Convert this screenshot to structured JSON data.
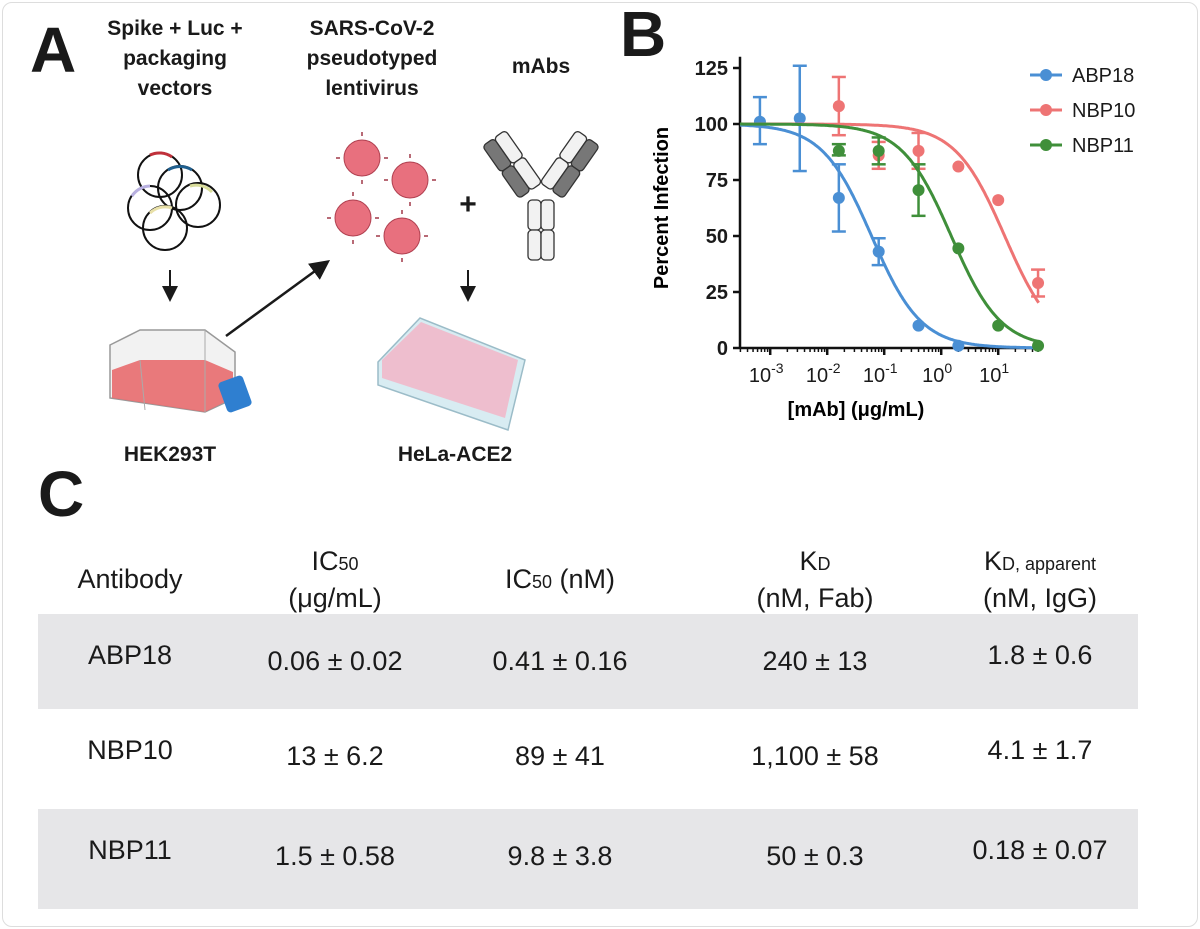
{
  "panels": {
    "a": "A",
    "b": "B",
    "c": "C"
  },
  "panel_a": {
    "step1_lines": [
      "Spike + Luc +",
      "packaging",
      "vectors"
    ],
    "step2_lines": [
      "SARS-CoV-2",
      "pseudotyped",
      "lentivirus"
    ],
    "step3": "mAbs",
    "plus": "+",
    "cell1": "HEK293T",
    "cell2": "HeLa-ACE2",
    "colors": {
      "virus": "#e8707e",
      "flask_media": "#e86b6e",
      "cap": "#2f7fd0",
      "plate_wells": "#f2b6c8"
    }
  },
  "chart_data": {
    "type": "scatter",
    "xlabel": "[mAb] (μg/mL)",
    "ylabel": "Percent Infection",
    "xscale": "log",
    "xlim": [
      0.0003,
      50
    ],
    "ylim": [
      0,
      125
    ],
    "xticks": [
      0.001,
      0.01,
      0.1,
      1,
      10
    ],
    "xtick_labels": [
      {
        "base": "10",
        "exp": "-3"
      },
      {
        "base": "10",
        "exp": "-2"
      },
      {
        "base": "10",
        "exp": "-1"
      },
      {
        "base": "10",
        "exp": "0"
      },
      {
        "base": "10",
        "exp": "1"
      }
    ],
    "yticks": [
      0,
      25,
      50,
      75,
      100,
      125
    ],
    "legend_position": "top-right",
    "grid": false,
    "series": [
      {
        "name": "ABP18",
        "color": "#4a8fd4",
        "x": [
          0.00066,
          0.0033,
          0.016,
          0.08,
          0.4,
          2
        ],
        "y": [
          101,
          102.5,
          67,
          43,
          10,
          1
        ],
        "err": [
          [
            91,
            112
          ],
          [
            79,
            126
          ],
          [
            52,
            82
          ],
          [
            37,
            49
          ],
          null,
          null
        ]
      },
      {
        "name": "NBP10",
        "color": "#ee7474",
        "x": [
          0.016,
          0.08,
          0.4,
          2,
          10,
          50
        ],
        "y": [
          108,
          86,
          88,
          81,
          66,
          29
        ],
        "err": [
          [
            95,
            121
          ],
          [
            80,
            92
          ],
          [
            80,
            96
          ],
          null,
          null,
          [
            23,
            35
          ]
        ]
      },
      {
        "name": "NBP11",
        "color": "#3f8f3a",
        "x": [
          0.016,
          0.08,
          0.4,
          2,
          10,
          50
        ],
        "y": [
          88,
          88,
          70.5,
          44.5,
          10,
          1
        ],
        "err": [
          [
            86,
            91
          ],
          [
            82,
            94
          ],
          [
            59,
            82
          ],
          null,
          null,
          null
        ]
      }
    ]
  },
  "table": {
    "headers": [
      {
        "main": "Antibody",
        "sub": "",
        "line2": ""
      },
      {
        "main": "IC",
        "sub": "50",
        "line2": "(μg/mL)"
      },
      {
        "main": "IC",
        "sub": "50",
        "tail": " (nM)",
        "line2": ""
      },
      {
        "main": "K",
        "sub": "D",
        "line2": "(nM, Fab)"
      },
      {
        "main": "K",
        "sub": "D, apparent",
        "line2": "(nM, IgG)"
      }
    ],
    "rows": [
      [
        "ABP18",
        "0.06 ± 0.02",
        "0.41 ± 0.16",
        "240 ± 13",
        "1.8 ± 0.6"
      ],
      [
        "NBP10",
        "13 ± 6.2",
        "89 ± 41",
        "1,100 ± 58",
        "4.1 ± 1.7"
      ],
      [
        "NBP11",
        "1.5 ± 0.58",
        "9.8 ± 3.8",
        "50 ± 0.3",
        "0.18 ± 0.07"
      ]
    ]
  }
}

Prompt: Repeat the records above exactly. Pictures do not belong in the copy.

Answer to the exercise:
Convert this screenshot to structured JSON data.
{
  "panels": {
    "a": "A",
    "b": "B",
    "c": "C"
  },
  "panel_a": {
    "step1_lines": [
      "Spike + Luc +",
      "packaging",
      "vectors"
    ],
    "step2_lines": [
      "SARS-CoV-2",
      "pseudotyped",
      "lentivirus"
    ],
    "step3": "mAbs",
    "plus": "+",
    "cell1": "HEK293T",
    "cell2": "HeLa-ACE2",
    "colors": {
      "virus": "#e8707e",
      "flask_media": "#e86b6e",
      "cap": "#2f7fd0",
      "plate_wells": "#f2b6c8"
    }
  },
  "chart_data": {
    "type": "scatter",
    "xlabel": "[mAb] (μg/mL)",
    "ylabel": "Percent Infection",
    "xscale": "log",
    "xlim": [
      0.0003,
      50
    ],
    "ylim": [
      0,
      125
    ],
    "xticks": [
      0.001,
      0.01,
      0.1,
      1,
      10
    ],
    "xtick_labels": [
      {
        "base": "10",
        "exp": "-3"
      },
      {
        "base": "10",
        "exp": "-2"
      },
      {
        "base": "10",
        "exp": "-1"
      },
      {
        "base": "10",
        "exp": "0"
      },
      {
        "base": "10",
        "exp": "1"
      }
    ],
    "yticks": [
      0,
      25,
      50,
      75,
      100,
      125
    ],
    "legend_position": "top-right",
    "grid": false,
    "series": [
      {
        "name": "ABP18",
        "color": "#4a8fd4",
        "x": [
          0.00066,
          0.0033,
          0.016,
          0.08,
          0.4,
          2
        ],
        "y": [
          101,
          102.5,
          67,
          43,
          10,
          1
        ],
        "err": [
          [
            91,
            112
          ],
          [
            79,
            126
          ],
          [
            52,
            82
          ],
          [
            37,
            49
          ],
          null,
          null
        ]
      },
      {
        "name": "NBP10",
        "color": "#ee7474",
        "x": [
          0.016,
          0.08,
          0.4,
          2,
          10,
          50
        ],
        "y": [
          108,
          86,
          88,
          81,
          66,
          29
        ],
        "err": [
          [
            95,
            121
          ],
          [
            80,
            92
          ],
          [
            80,
            96
          ],
          null,
          null,
          [
            23,
            35
          ]
        ]
      },
      {
        "name": "NBP11",
        "color": "#3f8f3a",
        "x": [
          0.016,
          0.08,
          0.4,
          2,
          10,
          50
        ],
        "y": [
          88,
          88,
          70.5,
          44.5,
          10,
          1
        ],
        "err": [
          [
            86,
            91
          ],
          [
            82,
            94
          ],
          [
            59,
            82
          ],
          null,
          null,
          null
        ]
      }
    ]
  },
  "table": {
    "headers": [
      {
        "main": "Antibody",
        "sub": "",
        "line2": ""
      },
      {
        "main": "IC",
        "sub": "50",
        "line2": "(μg/mL)"
      },
      {
        "main": "IC",
        "sub": "50",
        "tail": " (nM)",
        "line2": ""
      },
      {
        "main": "K",
        "sub": "D",
        "line2": "(nM, Fab)"
      },
      {
        "main": "K",
        "sub": "D, apparent",
        "line2": "(nM, IgG)"
      }
    ],
    "rows": [
      [
        "ABP18",
        "0.06 ± 0.02",
        "0.41 ± 0.16",
        "240 ± 13",
        "1.8 ± 0.6"
      ],
      [
        "NBP10",
        "13 ± 6.2",
        "89 ± 41",
        "1,100 ± 58",
        "4.1 ± 1.7"
      ],
      [
        "NBP11",
        "1.5 ± 0.58",
        "9.8 ± 3.8",
        "50 ± 0.3",
        "0.18 ± 0.07"
      ]
    ]
  }
}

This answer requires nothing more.